### [What the task asks]
Note each line where "приостановления" appears, and copy it.

═══ Data to use ═══

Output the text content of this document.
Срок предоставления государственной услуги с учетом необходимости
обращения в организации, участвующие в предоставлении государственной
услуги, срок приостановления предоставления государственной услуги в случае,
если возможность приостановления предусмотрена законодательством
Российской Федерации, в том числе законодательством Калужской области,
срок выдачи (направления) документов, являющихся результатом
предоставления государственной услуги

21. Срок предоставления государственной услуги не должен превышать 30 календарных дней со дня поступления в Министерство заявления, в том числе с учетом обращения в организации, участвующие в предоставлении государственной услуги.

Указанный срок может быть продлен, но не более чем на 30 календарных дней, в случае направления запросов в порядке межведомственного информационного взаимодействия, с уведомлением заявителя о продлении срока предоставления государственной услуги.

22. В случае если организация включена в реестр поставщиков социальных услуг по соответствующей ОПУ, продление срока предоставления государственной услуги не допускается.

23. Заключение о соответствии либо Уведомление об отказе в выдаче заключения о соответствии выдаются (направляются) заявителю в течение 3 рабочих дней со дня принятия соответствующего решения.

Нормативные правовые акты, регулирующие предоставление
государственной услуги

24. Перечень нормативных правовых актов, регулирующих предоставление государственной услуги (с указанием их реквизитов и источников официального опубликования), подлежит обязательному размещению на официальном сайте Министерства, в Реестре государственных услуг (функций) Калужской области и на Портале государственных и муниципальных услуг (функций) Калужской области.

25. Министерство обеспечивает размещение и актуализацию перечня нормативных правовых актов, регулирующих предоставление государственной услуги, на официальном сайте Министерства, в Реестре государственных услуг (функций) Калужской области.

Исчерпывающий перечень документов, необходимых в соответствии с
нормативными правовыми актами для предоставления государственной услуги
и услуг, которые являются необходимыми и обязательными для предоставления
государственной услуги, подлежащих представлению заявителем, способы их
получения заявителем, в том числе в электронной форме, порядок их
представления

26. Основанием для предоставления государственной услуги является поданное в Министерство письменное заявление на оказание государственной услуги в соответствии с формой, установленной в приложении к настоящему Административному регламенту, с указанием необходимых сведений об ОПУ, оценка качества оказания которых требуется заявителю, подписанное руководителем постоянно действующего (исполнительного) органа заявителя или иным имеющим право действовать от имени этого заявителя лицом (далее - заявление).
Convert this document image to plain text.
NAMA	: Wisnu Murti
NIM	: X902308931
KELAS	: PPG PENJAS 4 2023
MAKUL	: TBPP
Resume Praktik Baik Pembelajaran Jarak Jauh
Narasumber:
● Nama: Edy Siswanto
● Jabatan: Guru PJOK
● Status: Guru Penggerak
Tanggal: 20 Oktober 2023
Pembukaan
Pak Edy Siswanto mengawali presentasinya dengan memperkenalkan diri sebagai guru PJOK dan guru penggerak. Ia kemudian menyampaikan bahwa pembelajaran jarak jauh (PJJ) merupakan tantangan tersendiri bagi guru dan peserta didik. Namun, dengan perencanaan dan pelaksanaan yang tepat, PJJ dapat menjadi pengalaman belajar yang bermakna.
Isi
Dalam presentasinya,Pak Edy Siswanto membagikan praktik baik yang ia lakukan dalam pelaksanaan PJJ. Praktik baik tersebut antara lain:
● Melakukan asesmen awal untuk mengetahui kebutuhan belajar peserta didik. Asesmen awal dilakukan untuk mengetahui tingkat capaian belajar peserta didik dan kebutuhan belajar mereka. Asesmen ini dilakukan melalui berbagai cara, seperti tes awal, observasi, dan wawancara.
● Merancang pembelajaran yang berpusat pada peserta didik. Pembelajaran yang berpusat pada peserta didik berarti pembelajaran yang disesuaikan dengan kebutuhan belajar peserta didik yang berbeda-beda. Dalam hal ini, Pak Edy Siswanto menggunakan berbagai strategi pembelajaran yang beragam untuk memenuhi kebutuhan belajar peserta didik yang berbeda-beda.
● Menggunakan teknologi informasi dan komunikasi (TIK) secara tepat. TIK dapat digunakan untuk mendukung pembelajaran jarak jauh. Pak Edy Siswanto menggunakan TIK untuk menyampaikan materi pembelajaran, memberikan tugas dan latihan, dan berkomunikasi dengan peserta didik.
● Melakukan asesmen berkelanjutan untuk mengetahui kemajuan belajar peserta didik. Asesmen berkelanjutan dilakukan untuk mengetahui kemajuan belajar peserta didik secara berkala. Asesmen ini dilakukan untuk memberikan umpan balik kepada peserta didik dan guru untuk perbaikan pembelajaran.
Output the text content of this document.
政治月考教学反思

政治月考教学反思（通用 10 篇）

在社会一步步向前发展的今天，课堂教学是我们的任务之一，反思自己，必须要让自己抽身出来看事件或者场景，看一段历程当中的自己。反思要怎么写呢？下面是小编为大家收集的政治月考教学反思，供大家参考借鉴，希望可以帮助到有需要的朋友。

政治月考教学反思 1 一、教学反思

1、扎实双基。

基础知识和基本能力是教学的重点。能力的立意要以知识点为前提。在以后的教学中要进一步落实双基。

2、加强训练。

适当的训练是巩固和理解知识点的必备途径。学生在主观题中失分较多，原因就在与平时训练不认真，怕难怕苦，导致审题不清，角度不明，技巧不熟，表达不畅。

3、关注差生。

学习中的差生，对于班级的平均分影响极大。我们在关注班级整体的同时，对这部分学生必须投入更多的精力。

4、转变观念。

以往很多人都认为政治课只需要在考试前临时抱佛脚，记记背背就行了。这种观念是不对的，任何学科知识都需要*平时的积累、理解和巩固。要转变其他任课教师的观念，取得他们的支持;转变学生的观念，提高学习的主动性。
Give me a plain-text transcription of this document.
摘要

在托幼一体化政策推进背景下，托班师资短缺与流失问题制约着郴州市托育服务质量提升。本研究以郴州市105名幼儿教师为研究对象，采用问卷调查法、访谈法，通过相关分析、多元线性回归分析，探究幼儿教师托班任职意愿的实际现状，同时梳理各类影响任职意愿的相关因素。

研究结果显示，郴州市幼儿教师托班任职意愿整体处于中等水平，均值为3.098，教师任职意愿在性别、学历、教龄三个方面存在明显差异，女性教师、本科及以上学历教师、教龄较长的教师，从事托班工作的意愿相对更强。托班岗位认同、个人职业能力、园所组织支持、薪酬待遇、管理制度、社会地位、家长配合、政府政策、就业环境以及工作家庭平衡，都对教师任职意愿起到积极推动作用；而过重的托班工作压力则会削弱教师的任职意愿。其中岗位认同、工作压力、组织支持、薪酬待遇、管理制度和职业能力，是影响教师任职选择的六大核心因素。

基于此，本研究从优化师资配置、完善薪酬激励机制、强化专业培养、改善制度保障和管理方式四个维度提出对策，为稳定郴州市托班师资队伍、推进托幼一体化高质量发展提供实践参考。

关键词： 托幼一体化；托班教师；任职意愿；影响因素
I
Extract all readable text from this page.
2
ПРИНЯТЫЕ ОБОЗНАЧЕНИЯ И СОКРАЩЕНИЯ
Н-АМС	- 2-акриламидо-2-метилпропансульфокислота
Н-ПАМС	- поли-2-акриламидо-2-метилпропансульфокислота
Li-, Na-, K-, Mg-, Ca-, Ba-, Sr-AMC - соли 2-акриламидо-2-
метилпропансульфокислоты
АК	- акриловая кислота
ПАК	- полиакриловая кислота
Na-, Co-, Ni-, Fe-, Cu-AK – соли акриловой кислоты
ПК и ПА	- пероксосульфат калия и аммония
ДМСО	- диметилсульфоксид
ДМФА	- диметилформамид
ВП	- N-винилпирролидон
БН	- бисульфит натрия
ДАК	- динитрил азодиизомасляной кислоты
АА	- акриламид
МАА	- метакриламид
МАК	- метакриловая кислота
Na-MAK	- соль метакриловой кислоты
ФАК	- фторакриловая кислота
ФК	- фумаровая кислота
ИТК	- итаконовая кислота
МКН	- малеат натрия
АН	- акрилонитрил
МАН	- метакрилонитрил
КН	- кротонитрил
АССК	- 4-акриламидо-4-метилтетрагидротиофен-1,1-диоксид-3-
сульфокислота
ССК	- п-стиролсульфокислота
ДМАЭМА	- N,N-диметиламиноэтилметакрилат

═══

### [Exercise result]
услуги, срок приостановления предоставления государственной услуги в случае,
если возможность приостановления предусмотрена законодательством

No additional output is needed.